*Given task:*
State only how many lines contain the string "Meister".

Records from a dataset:
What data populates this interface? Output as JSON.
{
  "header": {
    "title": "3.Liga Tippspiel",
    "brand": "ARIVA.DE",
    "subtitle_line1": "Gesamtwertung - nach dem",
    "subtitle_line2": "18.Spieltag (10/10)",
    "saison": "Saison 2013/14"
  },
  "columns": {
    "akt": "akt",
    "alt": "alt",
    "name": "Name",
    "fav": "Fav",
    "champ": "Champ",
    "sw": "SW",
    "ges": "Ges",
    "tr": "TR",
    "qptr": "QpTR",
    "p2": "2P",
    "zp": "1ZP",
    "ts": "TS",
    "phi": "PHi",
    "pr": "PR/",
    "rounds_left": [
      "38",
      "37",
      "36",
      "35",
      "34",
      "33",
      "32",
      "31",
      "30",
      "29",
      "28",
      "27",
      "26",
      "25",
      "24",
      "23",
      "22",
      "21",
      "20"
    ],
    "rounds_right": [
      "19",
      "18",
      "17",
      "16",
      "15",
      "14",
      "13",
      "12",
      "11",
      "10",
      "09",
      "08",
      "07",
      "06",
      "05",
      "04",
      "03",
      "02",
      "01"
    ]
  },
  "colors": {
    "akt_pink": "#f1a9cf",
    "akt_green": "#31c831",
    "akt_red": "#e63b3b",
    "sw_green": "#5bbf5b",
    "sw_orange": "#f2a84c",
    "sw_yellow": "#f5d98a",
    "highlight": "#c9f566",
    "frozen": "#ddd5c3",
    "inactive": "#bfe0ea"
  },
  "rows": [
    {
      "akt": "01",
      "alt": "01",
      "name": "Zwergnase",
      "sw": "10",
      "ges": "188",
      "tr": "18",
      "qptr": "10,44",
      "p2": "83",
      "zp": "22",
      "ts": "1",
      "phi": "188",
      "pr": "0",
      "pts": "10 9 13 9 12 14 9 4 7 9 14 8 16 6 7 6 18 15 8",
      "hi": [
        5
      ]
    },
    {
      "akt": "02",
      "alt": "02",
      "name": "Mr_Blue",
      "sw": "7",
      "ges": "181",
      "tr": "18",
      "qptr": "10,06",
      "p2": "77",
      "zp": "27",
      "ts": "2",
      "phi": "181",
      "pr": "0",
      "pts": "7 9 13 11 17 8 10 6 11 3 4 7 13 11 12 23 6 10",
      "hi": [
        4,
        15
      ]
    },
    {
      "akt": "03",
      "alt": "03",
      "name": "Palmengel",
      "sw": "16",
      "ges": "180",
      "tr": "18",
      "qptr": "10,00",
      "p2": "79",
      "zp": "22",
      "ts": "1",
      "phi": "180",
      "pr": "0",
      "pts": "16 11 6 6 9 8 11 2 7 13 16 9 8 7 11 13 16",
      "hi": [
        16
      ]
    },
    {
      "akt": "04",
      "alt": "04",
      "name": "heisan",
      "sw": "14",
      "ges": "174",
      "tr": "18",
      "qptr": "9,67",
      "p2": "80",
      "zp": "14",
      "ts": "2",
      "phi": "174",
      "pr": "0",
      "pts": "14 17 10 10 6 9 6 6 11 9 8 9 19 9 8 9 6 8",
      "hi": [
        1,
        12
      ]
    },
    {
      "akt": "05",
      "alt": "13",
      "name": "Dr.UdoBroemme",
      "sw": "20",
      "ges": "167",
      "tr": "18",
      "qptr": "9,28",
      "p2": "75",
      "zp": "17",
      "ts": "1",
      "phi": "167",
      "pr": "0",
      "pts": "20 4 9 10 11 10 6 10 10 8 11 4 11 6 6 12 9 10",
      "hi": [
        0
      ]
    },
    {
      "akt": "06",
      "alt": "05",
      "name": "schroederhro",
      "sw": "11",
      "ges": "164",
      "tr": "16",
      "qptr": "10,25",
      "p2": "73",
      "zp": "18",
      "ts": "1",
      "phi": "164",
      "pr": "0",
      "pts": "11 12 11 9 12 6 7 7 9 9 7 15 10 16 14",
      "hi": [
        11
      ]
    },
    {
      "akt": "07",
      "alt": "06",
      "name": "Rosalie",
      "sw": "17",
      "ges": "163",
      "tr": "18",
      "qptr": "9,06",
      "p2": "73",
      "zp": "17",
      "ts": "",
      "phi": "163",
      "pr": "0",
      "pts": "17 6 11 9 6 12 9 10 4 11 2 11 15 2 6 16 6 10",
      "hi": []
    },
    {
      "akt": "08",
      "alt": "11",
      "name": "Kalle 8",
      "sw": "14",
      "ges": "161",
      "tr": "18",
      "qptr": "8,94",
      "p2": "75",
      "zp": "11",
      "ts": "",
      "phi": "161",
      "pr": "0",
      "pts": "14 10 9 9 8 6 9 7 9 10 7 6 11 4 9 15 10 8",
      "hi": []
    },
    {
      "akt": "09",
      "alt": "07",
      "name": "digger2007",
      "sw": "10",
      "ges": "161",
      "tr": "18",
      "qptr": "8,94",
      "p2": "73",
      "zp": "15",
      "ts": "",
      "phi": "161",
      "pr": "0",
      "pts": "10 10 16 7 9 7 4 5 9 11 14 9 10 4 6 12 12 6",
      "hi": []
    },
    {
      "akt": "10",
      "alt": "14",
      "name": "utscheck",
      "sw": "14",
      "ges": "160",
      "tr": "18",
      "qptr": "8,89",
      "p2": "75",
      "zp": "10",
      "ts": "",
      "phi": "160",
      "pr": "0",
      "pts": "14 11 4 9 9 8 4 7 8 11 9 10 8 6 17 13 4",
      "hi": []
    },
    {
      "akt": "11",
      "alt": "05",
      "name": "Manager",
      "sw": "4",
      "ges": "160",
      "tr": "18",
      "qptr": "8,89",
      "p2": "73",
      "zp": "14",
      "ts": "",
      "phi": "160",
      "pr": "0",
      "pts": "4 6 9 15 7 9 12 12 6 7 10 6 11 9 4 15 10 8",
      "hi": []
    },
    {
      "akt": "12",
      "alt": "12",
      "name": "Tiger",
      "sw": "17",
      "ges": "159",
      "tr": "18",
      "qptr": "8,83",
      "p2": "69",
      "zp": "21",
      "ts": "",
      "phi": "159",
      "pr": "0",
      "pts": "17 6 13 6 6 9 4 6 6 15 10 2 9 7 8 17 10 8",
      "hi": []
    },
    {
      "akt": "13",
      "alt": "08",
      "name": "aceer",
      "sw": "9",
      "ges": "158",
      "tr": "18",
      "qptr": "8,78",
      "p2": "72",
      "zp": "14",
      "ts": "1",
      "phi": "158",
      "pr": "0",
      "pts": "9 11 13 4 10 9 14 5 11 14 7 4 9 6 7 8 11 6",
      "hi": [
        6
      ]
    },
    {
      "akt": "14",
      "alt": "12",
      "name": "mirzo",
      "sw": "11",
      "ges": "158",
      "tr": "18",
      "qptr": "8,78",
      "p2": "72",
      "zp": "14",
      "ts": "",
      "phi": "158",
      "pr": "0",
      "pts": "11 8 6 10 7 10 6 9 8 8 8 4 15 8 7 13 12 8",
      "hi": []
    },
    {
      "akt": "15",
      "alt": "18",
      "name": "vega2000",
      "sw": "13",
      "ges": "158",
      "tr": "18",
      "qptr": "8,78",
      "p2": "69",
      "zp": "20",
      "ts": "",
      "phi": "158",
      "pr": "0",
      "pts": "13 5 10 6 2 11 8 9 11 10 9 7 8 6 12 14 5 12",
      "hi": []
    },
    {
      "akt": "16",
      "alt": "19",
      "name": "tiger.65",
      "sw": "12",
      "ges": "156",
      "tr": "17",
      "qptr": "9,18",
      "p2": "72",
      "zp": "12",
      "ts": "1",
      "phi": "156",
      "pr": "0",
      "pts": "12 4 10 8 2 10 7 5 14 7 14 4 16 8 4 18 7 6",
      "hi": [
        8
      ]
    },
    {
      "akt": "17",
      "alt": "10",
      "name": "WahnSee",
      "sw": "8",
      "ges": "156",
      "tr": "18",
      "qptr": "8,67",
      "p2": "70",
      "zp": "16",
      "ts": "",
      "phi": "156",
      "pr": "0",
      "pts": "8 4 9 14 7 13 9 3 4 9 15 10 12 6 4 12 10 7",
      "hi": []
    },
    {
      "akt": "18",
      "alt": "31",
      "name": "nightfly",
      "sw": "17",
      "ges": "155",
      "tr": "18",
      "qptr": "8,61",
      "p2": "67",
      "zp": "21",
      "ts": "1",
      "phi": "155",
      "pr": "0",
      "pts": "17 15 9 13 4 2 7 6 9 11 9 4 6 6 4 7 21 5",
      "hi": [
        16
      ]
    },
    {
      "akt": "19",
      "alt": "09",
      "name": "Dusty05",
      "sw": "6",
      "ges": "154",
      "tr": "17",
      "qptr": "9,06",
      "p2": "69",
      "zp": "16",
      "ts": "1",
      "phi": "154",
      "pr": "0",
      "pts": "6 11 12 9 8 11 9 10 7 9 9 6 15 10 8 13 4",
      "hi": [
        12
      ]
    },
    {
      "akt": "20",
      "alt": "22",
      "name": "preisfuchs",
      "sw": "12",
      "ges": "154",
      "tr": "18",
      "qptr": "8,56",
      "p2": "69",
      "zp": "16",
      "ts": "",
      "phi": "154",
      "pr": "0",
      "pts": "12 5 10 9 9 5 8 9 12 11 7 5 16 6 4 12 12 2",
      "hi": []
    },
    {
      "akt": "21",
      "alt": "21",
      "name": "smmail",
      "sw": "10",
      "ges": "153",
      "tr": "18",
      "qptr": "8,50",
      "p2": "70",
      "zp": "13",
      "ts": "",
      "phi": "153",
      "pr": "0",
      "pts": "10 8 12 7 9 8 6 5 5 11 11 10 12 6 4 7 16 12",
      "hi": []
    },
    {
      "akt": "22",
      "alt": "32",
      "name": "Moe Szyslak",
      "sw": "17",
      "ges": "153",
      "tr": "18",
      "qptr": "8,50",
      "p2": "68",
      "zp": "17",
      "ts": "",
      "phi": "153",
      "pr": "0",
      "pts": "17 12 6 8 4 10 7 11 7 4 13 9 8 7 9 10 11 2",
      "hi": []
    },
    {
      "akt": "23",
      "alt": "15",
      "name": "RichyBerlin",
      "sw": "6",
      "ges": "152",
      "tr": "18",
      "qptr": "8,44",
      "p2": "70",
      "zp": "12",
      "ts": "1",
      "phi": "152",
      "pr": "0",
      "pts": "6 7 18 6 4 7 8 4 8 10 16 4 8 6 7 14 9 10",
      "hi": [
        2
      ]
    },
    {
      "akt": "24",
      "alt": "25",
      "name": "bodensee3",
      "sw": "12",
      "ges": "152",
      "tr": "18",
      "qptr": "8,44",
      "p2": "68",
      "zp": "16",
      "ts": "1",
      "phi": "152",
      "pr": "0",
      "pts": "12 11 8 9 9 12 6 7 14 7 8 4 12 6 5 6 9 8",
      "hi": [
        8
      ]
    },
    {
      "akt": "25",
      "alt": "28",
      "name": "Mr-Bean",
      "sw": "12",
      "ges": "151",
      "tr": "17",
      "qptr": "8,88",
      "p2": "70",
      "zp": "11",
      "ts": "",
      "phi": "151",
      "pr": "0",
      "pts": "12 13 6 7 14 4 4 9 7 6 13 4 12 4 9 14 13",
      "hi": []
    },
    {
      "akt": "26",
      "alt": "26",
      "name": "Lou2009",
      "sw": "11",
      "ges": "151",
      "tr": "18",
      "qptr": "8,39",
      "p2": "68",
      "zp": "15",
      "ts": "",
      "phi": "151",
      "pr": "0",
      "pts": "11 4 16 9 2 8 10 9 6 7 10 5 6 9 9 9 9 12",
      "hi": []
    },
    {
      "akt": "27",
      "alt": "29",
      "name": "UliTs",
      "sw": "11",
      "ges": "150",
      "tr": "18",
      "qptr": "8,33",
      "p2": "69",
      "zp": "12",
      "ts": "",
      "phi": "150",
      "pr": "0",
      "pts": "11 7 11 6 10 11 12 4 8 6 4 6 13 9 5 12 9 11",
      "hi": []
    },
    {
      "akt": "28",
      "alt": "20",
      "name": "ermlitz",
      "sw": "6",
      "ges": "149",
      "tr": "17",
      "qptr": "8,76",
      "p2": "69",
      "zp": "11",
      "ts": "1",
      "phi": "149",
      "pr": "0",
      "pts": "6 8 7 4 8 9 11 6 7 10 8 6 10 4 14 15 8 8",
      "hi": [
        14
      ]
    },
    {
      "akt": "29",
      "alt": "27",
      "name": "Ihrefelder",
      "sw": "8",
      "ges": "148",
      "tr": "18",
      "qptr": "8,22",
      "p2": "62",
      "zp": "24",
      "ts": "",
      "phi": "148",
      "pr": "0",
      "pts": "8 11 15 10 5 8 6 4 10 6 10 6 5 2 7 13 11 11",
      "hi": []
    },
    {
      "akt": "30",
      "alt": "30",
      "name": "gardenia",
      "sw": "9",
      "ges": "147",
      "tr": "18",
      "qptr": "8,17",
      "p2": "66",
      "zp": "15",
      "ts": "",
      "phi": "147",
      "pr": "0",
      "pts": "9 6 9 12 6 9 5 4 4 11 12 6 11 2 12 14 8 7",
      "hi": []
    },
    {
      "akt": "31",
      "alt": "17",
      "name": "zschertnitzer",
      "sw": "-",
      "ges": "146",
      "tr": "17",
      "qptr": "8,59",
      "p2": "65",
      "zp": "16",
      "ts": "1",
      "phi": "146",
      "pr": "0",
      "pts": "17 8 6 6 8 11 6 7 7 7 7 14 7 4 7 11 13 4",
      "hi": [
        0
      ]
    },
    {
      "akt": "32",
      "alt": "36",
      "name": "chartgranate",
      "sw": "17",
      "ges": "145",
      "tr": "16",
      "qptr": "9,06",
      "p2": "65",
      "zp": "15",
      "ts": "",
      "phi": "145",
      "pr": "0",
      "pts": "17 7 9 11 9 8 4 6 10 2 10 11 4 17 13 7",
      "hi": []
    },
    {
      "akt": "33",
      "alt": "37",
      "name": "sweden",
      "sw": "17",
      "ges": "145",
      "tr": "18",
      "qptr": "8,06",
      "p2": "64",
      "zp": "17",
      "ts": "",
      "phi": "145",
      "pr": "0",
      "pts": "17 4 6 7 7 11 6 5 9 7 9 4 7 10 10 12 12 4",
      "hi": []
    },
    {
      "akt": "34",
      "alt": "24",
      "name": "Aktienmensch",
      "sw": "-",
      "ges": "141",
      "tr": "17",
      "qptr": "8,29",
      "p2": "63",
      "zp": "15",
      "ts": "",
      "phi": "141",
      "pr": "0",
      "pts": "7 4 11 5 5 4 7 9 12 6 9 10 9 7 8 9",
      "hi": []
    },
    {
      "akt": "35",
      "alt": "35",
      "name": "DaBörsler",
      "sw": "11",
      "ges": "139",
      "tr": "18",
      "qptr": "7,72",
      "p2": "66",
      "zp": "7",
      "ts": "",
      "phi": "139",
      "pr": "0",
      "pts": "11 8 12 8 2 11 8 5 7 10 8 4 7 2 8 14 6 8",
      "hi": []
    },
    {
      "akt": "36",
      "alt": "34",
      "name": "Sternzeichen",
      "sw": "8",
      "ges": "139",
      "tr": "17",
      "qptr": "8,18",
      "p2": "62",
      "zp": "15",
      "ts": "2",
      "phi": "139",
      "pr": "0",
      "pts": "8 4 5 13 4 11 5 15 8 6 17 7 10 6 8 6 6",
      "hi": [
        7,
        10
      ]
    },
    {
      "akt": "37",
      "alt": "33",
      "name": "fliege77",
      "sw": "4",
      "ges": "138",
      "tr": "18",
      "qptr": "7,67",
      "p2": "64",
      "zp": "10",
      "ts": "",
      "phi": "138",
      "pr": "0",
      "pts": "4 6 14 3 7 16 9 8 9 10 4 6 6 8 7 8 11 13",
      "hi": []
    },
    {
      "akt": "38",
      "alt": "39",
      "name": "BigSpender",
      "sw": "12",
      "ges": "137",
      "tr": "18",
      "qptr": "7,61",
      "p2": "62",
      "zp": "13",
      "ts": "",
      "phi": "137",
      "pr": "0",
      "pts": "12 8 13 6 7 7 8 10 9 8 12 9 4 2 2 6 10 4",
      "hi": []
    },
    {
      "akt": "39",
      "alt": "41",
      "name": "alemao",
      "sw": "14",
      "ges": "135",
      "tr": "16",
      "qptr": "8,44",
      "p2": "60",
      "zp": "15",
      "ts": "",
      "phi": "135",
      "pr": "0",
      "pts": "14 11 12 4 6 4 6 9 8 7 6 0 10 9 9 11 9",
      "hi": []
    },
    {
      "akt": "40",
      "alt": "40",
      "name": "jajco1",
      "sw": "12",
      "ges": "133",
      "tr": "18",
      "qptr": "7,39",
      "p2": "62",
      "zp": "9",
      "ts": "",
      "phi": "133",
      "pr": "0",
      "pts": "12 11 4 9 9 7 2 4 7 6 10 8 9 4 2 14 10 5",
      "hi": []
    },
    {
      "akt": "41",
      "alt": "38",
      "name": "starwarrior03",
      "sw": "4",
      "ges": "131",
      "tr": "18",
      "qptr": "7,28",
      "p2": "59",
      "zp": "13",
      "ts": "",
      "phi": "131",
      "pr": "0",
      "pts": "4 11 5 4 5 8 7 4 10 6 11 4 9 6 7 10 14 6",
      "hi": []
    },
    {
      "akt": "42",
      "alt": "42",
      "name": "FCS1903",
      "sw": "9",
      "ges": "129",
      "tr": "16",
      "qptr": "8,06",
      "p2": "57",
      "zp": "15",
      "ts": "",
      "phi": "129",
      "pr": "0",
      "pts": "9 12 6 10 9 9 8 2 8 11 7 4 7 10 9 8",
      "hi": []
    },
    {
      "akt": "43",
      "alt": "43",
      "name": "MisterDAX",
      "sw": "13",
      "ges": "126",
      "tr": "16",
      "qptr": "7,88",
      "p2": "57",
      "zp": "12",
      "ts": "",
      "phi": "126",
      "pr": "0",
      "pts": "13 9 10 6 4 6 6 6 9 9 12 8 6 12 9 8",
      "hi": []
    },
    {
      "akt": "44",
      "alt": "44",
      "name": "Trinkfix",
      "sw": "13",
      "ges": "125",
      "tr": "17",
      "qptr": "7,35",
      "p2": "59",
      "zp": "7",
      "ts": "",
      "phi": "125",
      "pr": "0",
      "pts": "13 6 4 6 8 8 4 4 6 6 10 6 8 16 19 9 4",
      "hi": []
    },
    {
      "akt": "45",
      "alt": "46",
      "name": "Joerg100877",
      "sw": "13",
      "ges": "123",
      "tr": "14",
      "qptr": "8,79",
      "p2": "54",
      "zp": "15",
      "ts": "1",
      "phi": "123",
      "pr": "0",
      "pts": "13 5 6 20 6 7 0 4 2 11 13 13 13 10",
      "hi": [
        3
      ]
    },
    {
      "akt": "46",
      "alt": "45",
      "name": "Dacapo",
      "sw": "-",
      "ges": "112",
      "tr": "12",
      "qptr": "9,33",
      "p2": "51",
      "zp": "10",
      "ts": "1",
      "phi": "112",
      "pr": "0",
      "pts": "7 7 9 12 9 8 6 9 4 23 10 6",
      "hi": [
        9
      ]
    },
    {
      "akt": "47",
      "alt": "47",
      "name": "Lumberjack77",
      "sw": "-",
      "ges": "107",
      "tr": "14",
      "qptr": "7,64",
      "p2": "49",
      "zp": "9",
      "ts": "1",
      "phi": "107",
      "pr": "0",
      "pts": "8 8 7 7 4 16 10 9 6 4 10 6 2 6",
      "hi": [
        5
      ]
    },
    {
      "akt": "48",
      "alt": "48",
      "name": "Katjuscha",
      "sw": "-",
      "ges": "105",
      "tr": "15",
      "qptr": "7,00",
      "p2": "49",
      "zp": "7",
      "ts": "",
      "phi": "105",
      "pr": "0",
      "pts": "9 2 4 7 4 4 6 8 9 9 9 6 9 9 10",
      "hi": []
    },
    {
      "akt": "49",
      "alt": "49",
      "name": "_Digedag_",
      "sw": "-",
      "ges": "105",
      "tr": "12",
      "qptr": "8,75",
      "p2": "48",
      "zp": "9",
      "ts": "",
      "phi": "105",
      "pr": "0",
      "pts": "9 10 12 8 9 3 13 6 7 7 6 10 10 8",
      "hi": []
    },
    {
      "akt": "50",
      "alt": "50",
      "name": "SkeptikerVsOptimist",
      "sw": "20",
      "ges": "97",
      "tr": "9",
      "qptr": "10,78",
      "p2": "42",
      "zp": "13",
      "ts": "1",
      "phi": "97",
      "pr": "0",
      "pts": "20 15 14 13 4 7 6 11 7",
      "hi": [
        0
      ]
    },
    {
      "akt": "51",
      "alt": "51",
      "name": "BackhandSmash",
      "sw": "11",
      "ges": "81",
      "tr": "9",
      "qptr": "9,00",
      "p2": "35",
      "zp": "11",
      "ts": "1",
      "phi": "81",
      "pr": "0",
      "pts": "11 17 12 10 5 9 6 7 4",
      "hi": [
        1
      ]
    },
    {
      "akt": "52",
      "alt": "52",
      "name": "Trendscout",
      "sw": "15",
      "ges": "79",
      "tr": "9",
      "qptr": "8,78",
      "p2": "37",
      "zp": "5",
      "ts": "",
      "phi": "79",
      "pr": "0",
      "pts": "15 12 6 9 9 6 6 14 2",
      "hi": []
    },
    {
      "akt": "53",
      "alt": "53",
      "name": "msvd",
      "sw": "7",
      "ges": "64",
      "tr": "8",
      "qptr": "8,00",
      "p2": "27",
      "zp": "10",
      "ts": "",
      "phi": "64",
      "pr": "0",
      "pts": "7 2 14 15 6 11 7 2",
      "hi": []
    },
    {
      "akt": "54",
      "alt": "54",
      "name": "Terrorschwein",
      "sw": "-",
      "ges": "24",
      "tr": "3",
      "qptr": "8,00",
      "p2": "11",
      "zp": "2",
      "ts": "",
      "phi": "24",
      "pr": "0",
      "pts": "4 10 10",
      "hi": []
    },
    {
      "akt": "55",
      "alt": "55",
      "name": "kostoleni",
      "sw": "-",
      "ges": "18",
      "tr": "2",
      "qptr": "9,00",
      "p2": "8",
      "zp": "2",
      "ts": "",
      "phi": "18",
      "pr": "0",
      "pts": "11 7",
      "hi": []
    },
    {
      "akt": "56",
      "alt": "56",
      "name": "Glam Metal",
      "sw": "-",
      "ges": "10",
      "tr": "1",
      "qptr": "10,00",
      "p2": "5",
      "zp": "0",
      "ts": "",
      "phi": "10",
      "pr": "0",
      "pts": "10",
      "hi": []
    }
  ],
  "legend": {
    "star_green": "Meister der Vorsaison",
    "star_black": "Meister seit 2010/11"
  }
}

*Result for this task:*
2